▶ **Written instruction**:
Return the count of lines with the string "color" in them, and nothing else.

>> START Task material

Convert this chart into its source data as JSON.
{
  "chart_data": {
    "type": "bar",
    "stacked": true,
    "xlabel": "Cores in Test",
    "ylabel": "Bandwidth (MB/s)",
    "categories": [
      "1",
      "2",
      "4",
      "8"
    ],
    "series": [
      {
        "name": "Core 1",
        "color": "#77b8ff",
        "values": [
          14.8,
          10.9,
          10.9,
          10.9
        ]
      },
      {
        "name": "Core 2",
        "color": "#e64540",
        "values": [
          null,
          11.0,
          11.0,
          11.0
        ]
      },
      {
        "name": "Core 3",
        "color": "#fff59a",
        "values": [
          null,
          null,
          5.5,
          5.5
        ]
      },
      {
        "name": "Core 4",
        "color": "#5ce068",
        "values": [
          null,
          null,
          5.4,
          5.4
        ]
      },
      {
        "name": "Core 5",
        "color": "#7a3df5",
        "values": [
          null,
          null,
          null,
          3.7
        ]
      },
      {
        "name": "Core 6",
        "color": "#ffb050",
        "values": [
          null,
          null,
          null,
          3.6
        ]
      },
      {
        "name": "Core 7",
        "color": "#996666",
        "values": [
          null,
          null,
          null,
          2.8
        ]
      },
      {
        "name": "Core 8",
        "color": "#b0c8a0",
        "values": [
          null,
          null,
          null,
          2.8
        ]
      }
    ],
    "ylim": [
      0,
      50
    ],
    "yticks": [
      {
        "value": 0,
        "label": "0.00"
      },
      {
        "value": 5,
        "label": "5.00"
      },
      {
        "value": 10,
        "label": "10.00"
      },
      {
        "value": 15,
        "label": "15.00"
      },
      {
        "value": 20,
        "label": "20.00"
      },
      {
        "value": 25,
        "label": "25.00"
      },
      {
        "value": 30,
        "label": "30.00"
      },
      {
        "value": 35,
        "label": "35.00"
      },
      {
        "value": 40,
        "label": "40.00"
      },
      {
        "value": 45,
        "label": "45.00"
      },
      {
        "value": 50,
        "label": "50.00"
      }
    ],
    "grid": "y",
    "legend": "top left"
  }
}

>> END Task material

▶ **Solution**:
8